Exercise objective: Among the records that follow, count the lines with the string "this"; report only that count.

A block of data:
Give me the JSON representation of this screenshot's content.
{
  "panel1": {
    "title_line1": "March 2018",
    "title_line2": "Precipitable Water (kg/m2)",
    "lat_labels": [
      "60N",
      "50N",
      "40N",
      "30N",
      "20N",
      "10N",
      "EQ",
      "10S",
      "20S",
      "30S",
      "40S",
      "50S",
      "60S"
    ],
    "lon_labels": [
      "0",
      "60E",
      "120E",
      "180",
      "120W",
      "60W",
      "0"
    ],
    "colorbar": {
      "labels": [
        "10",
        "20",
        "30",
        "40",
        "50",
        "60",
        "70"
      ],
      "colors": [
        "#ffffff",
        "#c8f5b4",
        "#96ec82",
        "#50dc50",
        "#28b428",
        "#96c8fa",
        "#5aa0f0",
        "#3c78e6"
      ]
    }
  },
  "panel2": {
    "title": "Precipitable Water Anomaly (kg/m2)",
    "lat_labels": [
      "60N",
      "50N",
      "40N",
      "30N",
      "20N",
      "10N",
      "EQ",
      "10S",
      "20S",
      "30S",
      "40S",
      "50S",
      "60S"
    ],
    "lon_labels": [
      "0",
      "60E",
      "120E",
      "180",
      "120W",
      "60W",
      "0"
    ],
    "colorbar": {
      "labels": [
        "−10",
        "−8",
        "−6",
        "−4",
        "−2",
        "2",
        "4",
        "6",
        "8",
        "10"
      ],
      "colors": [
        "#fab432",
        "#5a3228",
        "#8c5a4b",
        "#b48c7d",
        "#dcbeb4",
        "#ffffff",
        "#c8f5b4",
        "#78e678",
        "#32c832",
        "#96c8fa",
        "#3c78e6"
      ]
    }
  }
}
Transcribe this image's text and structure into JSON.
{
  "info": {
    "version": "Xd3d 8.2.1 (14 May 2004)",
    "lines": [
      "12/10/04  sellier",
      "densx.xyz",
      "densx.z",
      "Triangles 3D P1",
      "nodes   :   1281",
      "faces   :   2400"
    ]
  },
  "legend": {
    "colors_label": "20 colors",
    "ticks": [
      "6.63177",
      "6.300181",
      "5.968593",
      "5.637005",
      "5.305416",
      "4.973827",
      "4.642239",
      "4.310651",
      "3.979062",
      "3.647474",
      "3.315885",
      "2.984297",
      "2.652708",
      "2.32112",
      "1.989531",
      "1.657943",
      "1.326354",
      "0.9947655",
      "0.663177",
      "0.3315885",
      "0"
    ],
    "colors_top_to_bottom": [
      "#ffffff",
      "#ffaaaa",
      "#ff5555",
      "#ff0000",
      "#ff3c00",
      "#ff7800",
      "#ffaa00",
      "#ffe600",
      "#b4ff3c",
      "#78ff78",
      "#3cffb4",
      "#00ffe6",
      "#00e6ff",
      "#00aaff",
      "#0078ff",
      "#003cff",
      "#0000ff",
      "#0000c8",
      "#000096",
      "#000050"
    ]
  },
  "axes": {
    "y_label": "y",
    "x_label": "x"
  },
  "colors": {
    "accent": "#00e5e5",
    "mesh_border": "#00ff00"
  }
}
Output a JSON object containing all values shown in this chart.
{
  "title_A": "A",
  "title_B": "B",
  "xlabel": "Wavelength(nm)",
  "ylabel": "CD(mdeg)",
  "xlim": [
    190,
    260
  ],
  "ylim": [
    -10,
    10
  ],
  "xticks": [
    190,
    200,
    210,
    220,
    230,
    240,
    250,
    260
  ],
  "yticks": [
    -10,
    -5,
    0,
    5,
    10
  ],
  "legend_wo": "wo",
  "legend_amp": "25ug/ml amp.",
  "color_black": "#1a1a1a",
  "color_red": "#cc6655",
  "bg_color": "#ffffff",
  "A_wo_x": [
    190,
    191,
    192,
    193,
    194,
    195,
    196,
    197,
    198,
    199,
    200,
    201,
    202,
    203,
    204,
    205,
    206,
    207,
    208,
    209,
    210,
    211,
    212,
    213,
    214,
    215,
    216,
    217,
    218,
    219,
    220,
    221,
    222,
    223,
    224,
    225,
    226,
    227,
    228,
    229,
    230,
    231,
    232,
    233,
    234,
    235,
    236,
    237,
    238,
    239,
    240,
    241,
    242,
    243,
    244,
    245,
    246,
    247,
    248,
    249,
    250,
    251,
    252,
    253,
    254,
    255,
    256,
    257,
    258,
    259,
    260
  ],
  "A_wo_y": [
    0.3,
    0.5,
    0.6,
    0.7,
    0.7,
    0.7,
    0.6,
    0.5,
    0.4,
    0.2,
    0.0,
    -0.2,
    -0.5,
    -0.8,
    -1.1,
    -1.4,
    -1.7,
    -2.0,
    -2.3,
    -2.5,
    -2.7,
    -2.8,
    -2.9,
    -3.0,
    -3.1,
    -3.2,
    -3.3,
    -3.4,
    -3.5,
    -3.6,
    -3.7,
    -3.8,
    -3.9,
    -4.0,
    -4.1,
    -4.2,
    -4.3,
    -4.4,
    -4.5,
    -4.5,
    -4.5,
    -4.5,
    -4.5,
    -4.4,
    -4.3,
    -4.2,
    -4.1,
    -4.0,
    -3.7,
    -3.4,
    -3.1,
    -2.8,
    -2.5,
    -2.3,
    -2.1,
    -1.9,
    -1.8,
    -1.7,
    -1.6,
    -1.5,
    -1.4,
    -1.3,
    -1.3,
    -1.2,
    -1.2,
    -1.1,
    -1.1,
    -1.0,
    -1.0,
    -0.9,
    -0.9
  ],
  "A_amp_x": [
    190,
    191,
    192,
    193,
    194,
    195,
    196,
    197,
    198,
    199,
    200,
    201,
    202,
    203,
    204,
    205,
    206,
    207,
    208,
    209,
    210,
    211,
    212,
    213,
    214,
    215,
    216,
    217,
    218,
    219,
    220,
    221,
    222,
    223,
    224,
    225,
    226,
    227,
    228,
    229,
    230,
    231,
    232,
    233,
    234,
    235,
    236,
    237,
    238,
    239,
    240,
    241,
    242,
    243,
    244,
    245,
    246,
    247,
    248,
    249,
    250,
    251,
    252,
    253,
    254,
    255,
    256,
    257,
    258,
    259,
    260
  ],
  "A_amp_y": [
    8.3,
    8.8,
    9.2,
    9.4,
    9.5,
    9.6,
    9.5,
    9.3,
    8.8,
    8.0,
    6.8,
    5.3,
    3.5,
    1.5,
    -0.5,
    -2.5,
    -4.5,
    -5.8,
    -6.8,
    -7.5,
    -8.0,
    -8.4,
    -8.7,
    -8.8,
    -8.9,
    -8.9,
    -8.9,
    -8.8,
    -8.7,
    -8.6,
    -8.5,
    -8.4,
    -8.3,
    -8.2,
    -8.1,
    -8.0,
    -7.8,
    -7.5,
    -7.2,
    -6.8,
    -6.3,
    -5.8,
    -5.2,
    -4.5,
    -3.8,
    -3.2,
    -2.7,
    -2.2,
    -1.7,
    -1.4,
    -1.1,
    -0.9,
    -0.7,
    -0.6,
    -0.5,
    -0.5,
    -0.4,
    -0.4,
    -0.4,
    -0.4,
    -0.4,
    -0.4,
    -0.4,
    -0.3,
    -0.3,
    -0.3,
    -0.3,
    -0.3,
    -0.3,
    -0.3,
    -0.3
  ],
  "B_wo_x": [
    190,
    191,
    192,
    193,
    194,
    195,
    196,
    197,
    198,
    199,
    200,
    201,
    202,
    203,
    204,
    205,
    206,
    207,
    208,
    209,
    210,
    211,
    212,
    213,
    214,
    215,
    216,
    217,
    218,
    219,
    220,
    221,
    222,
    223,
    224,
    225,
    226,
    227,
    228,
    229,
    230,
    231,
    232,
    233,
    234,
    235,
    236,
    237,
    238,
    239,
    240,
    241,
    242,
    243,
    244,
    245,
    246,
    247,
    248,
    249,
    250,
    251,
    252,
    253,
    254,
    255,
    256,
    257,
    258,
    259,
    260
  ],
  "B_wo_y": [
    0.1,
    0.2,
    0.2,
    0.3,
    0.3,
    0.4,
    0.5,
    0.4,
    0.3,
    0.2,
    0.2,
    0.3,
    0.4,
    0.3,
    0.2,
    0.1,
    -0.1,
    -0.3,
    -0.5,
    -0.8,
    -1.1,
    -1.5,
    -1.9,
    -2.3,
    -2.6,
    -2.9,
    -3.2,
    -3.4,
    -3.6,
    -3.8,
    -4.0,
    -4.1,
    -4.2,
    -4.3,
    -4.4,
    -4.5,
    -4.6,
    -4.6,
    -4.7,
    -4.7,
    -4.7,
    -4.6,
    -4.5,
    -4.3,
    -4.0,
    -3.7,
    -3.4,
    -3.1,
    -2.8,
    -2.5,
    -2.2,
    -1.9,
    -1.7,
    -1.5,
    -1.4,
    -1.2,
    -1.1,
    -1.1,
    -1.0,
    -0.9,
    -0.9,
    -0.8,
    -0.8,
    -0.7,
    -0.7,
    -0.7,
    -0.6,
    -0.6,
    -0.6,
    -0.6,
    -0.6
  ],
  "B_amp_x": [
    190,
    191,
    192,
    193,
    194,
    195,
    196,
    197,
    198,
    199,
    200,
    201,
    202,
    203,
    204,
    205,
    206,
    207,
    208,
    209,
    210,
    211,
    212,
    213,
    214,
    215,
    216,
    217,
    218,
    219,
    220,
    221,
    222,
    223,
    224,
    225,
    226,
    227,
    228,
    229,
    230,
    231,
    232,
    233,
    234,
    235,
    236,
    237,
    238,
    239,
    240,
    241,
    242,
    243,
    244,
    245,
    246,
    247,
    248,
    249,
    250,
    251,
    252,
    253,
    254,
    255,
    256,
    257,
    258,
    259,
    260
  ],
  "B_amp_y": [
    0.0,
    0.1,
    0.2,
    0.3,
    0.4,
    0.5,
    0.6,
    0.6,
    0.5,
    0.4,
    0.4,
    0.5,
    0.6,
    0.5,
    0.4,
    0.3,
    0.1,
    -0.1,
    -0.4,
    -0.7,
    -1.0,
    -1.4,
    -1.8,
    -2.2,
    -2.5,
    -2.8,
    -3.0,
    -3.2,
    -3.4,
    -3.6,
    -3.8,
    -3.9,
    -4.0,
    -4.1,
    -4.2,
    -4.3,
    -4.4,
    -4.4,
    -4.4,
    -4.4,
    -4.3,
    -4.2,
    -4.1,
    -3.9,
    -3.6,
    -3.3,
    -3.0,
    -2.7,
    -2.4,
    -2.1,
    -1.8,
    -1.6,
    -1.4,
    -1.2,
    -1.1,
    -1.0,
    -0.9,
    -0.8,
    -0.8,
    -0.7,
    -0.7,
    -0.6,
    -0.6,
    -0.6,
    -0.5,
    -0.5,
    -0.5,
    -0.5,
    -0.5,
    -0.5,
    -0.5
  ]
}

Written answer: 3